* YOUR GOAL:
Copy out all the lines where "files" shows up.

(Stored data)
++++

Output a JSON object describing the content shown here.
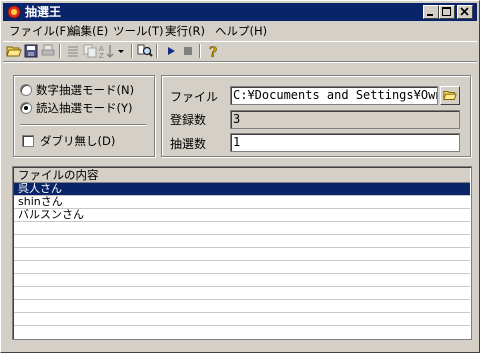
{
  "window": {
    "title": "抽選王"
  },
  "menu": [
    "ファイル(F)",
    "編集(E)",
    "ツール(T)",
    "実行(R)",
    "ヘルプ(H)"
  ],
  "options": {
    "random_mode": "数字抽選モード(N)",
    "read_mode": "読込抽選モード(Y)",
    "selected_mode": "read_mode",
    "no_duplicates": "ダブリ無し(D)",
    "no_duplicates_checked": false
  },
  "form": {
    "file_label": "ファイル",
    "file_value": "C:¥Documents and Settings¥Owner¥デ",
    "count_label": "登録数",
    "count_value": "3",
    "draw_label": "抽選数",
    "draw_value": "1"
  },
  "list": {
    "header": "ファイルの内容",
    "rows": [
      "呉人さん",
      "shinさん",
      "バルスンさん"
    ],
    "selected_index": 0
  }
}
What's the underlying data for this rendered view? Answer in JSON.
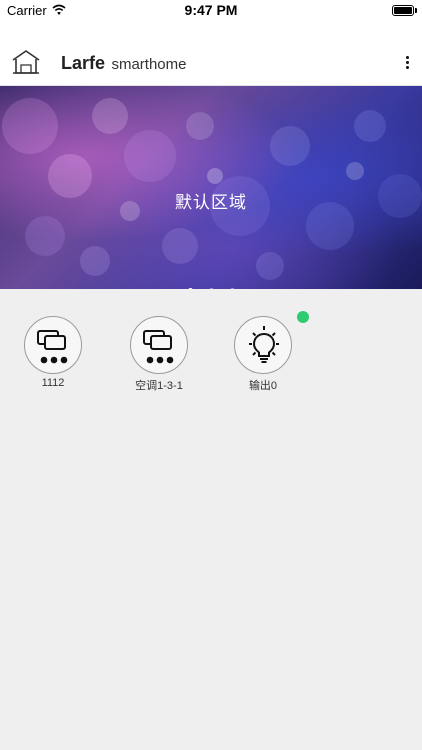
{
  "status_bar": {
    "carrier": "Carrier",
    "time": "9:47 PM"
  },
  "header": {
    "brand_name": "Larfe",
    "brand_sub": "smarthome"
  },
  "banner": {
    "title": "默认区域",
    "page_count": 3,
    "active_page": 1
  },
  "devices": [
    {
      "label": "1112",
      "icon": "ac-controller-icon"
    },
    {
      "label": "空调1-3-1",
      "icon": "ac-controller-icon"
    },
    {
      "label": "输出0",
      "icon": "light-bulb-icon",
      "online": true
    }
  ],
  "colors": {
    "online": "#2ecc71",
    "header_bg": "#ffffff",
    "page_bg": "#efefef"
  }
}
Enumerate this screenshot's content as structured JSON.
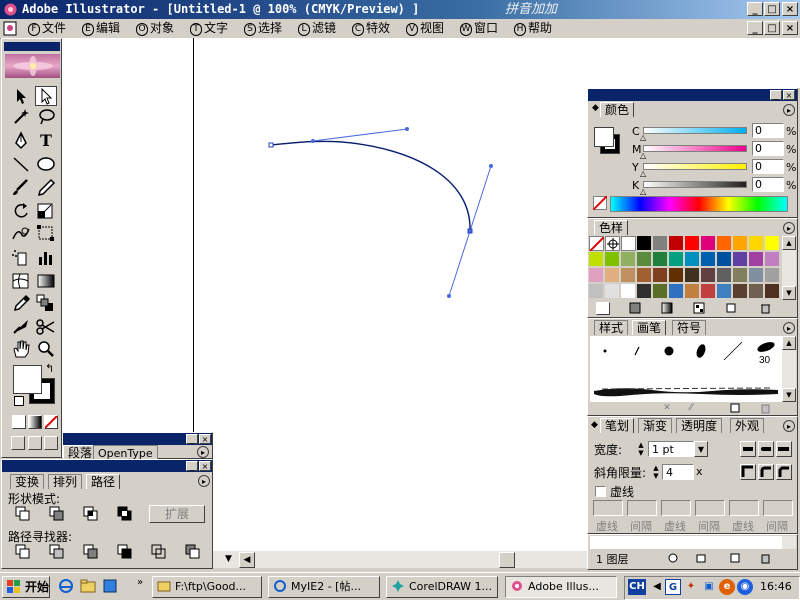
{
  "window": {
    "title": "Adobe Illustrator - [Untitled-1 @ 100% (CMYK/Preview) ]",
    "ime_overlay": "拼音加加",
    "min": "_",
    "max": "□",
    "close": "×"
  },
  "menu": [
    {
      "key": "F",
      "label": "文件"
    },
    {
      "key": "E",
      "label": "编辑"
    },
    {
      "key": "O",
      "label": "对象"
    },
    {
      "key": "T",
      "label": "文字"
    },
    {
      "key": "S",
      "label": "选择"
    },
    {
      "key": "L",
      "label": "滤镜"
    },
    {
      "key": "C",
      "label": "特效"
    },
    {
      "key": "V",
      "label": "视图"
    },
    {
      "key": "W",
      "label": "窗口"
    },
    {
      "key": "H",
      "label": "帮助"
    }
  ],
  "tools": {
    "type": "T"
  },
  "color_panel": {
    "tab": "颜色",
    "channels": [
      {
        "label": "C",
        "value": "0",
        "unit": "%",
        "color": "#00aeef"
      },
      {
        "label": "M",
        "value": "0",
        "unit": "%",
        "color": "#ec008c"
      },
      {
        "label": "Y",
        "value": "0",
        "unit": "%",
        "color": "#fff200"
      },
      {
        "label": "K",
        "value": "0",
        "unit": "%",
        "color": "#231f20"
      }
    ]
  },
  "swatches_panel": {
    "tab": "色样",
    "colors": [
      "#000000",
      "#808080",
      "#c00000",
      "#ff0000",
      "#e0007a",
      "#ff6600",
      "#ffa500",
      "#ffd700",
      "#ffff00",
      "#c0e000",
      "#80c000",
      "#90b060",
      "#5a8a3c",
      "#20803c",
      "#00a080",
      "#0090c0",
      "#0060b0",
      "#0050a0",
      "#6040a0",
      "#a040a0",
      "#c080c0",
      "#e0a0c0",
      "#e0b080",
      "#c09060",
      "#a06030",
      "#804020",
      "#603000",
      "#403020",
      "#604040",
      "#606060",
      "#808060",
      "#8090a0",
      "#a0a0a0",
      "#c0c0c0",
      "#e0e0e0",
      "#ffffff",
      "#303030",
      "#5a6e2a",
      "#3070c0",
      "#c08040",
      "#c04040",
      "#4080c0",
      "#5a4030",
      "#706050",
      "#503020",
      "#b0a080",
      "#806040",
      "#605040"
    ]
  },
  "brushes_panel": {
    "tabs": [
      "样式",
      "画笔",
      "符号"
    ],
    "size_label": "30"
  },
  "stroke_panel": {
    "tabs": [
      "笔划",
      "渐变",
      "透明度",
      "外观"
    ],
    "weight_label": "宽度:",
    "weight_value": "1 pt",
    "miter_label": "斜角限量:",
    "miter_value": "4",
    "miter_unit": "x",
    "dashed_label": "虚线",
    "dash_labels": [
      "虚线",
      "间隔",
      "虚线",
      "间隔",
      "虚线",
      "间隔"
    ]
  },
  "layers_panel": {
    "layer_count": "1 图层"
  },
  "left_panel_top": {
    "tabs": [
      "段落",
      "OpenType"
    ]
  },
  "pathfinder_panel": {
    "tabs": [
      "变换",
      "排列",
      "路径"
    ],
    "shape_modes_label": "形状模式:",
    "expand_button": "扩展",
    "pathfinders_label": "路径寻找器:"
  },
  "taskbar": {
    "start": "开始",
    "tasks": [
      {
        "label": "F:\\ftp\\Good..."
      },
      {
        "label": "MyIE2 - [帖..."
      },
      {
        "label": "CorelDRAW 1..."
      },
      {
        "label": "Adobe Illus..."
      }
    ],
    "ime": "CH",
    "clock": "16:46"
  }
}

++++

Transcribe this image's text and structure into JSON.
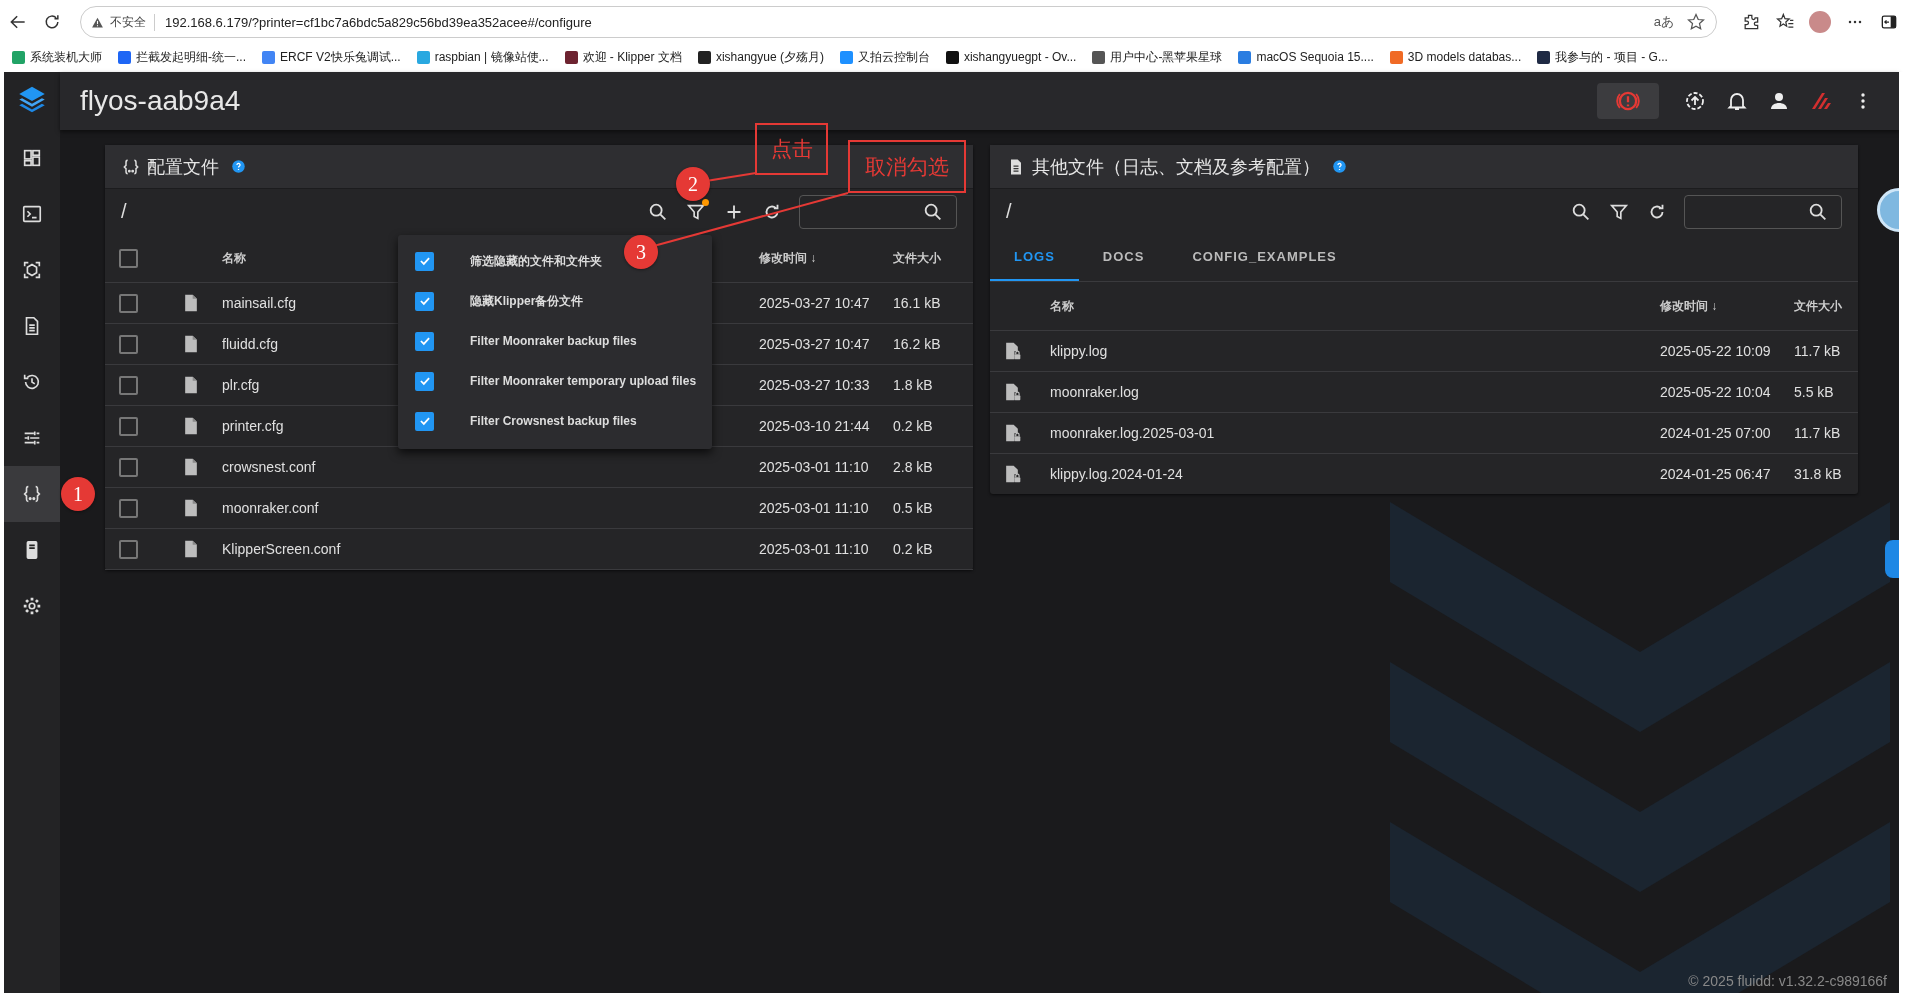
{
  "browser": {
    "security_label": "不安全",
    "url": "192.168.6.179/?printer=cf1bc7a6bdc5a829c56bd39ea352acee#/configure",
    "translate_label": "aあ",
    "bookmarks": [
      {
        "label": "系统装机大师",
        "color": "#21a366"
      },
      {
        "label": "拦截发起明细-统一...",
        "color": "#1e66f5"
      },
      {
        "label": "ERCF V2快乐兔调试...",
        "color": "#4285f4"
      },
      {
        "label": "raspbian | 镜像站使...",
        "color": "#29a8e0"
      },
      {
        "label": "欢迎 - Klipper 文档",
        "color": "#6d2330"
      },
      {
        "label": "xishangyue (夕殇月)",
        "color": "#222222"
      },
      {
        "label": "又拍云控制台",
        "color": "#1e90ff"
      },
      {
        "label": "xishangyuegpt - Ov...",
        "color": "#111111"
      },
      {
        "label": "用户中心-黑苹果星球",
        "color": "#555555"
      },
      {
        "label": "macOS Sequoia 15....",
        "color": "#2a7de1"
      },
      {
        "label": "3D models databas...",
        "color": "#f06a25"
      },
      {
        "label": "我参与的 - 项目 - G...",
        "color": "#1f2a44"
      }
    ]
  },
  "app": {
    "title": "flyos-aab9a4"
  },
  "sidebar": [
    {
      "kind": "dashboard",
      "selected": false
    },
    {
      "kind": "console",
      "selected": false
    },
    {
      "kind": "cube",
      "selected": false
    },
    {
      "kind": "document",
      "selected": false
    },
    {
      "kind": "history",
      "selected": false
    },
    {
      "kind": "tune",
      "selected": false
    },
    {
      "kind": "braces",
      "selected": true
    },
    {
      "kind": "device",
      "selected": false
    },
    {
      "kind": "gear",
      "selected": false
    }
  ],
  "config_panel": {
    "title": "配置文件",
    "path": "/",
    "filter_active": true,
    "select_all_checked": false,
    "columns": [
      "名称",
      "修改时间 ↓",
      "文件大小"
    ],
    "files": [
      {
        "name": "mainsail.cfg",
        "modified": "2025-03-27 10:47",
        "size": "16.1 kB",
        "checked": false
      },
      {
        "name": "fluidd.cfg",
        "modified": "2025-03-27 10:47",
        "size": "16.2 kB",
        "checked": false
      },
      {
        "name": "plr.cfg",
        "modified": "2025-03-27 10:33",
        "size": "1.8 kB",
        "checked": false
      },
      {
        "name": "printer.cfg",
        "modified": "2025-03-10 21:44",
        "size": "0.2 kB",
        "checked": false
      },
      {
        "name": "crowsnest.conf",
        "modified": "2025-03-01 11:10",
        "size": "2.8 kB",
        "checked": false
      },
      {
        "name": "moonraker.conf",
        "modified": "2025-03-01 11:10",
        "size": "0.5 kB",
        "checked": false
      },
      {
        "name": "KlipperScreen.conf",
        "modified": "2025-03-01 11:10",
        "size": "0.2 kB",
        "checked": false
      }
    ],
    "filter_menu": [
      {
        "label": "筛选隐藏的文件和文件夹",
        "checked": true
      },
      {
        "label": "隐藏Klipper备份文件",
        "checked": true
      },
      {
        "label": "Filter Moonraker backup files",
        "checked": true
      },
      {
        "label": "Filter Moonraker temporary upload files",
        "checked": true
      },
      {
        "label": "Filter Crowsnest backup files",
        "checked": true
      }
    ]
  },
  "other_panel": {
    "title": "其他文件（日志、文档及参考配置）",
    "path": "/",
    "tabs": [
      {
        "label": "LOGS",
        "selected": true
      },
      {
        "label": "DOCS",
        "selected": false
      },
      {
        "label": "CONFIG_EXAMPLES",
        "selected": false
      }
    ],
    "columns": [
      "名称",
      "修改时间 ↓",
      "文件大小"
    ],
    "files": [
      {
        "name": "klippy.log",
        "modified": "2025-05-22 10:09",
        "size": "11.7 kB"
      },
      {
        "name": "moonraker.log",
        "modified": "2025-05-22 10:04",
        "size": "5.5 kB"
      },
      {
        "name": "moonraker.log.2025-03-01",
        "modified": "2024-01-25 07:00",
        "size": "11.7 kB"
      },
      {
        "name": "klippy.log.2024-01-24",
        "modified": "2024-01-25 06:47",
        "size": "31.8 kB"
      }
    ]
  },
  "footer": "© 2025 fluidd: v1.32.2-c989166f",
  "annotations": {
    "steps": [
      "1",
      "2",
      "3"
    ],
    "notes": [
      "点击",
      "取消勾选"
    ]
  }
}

++++

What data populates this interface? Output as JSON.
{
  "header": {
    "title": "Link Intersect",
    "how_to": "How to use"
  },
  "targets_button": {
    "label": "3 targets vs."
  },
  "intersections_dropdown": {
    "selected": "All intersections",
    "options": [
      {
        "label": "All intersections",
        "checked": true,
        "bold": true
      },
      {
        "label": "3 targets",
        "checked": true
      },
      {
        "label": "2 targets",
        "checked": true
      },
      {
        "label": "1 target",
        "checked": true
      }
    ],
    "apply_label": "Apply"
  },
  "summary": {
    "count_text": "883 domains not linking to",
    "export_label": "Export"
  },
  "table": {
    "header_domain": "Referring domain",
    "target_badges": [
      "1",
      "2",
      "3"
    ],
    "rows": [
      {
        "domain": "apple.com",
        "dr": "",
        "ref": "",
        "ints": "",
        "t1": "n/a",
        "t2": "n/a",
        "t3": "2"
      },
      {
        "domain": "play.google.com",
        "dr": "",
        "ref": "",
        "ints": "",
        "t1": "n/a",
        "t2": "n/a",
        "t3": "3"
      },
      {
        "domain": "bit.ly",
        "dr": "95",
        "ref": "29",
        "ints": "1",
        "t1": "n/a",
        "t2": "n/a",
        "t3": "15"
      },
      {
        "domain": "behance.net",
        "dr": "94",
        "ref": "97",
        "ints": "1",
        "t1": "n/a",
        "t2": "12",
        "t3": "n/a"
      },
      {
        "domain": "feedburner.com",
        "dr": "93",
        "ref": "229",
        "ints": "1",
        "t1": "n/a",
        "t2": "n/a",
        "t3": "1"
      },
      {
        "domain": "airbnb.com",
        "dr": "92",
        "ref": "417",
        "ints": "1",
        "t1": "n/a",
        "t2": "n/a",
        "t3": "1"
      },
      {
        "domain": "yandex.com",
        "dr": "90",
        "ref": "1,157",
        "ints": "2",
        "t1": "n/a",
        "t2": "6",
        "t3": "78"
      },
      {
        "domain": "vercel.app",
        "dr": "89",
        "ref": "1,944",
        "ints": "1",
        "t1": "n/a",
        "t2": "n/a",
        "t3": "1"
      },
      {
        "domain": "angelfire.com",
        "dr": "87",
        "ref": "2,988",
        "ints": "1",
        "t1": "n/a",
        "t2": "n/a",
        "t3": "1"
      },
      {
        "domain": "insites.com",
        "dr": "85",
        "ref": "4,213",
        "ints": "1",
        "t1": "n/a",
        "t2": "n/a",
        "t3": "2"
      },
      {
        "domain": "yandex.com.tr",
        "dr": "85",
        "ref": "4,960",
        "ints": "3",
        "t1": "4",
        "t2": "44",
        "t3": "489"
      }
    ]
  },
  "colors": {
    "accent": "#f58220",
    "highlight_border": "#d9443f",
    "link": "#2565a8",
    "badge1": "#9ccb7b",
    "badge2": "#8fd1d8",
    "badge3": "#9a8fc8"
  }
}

++++

* FULL OUTPUT:
    "files": [
        "label": "Filter Moonraker backup files",
        "label": "Filter Moonraker temporary upload files",
        "label": "Filter Crowsnest backup files",
    "files": [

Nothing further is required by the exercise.